INSTRUCTION.
Output the material below in its entirety, exactly as given.

RECORDS FOR THE TASK.
################

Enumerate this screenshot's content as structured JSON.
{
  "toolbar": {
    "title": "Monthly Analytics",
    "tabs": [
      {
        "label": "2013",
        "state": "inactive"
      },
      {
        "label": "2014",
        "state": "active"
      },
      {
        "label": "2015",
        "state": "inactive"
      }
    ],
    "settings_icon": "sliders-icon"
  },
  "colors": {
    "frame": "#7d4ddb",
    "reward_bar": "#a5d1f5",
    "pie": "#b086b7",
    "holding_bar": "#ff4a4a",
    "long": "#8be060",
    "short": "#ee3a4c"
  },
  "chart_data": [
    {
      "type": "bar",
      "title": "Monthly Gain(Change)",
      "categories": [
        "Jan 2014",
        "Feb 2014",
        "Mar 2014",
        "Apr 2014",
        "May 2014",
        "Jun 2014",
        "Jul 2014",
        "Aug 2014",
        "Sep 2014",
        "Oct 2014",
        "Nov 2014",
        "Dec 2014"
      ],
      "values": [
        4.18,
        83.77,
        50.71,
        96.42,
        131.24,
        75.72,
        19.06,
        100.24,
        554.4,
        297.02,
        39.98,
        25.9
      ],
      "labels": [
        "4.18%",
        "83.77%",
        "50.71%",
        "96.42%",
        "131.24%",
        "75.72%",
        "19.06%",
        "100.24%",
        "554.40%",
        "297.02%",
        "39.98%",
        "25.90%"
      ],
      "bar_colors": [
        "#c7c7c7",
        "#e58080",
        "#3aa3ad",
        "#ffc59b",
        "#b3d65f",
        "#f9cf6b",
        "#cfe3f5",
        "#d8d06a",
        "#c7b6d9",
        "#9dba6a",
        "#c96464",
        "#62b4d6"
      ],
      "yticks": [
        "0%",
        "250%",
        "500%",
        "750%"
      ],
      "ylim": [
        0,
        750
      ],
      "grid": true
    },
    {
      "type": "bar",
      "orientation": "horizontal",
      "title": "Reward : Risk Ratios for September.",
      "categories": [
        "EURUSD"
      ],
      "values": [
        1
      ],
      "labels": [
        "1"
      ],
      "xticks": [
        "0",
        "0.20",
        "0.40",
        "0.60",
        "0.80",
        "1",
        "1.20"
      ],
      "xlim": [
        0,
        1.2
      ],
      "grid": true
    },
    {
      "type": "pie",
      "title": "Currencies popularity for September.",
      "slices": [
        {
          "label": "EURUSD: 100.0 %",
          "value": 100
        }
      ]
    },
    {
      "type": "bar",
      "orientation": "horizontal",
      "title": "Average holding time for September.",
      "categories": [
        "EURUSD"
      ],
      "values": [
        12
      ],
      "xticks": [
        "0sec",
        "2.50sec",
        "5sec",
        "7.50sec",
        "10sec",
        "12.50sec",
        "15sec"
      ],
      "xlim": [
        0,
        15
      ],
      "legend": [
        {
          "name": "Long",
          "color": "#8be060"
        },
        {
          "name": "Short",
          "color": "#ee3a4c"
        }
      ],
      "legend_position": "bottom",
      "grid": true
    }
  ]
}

################

RESPONSE TO THE EXERCISE.
Enumerate this screenshot's content as structured JSON.
{
  "toolbar": {
    "title": "Monthly Analytics",
    "tabs": [
      {
        "label": "2013",
        "state": "inactive"
      },
      {
        "label": "2014",
        "state": "active"
      },
      {
        "label": "2015",
        "state": "inactive"
      }
    ],
    "settings_icon": "sliders-icon"
  },
  "colors": {
    "frame": "#7d4ddb",
    "reward_bar": "#a5d1f5",
    "pie": "#b086b7",
    "holding_bar": "#ff4a4a",
    "long": "#8be060",
    "short": "#ee3a4c"
  },
  "chart_data": [
    {
      "type": "bar",
      "title": "Monthly Gain(Change)",
      "categories": [
        "Jan 2014",
        "Feb 2014",
        "Mar 2014",
        "Apr 2014",
        "May 2014",
        "Jun 2014",
        "Jul 2014",
        "Aug 2014",
        "Sep 2014",
        "Oct 2014",
        "Nov 2014",
        "Dec 2014"
      ],
      "values": [
        4.18,
        83.77,
        50.71,
        96.42,
        131.24,
        75.72,
        19.06,
        100.24,
        554.4,
        297.02,
        39.98,
        25.9
      ],
      "labels": [
        "4.18%",
        "83.77%",
        "50.71%",
        "96.42%",
        "131.24%",
        "75.72%",
        "19.06%",
        "100.24%",
        "554.40%",
        "297.02%",
        "39.98%",
        "25.90%"
      ],
      "bar_colors": [
        "#c7c7c7",
        "#e58080",
        "#3aa3ad",
        "#ffc59b",
        "#b3d65f",
        "#f9cf6b",
        "#cfe3f5",
        "#d8d06a",
        "#c7b6d9",
        "#9dba6a",
        "#c96464",
        "#62b4d6"
      ],
      "yticks": [
        "0%",
        "250%",
        "500%",
        "750%"
      ],
      "ylim": [
        0,
        750
      ],
      "grid": true
    },
    {
      "type": "bar",
      "orientation": "horizontal",
      "title": "Reward : Risk Ratios for September.",
      "categories": [
        "EURUSD"
      ],
      "values": [
        1
      ],
      "labels": [
        "1"
      ],
      "xticks": [
        "0",
        "0.20",
        "0.40",
        "0.60",
        "0.80",
        "1",
        "1.20"
      ],
      "xlim": [
        0,
        1.2
      ],
      "grid": true
    },
    {
      "type": "pie",
      "title": "Currencies popularity for September.",
      "slices": [
        {
          "label": "EURUSD: 100.0 %",
          "value": 100
        }
      ]
    },
    {
      "type": "bar",
      "orientation": "horizontal",
      "title": "Average holding time for September.",
      "categories": [
        "EURUSD"
      ],
      "values": [
        12
      ],
      "xticks": [
        "0sec",
        "2.50sec",
        "5sec",
        "7.50sec",
        "10sec",
        "12.50sec",
        "15sec"
      ],
      "xlim": [
        0,
        15
      ],
      "legend": [
        {
          "name": "Long",
          "color": "#8be060"
        },
        {
          "name": "Short",
          "color": "#ee3a4c"
        }
      ],
      "legend_position": "bottom",
      "grid": true
    }
  ]
}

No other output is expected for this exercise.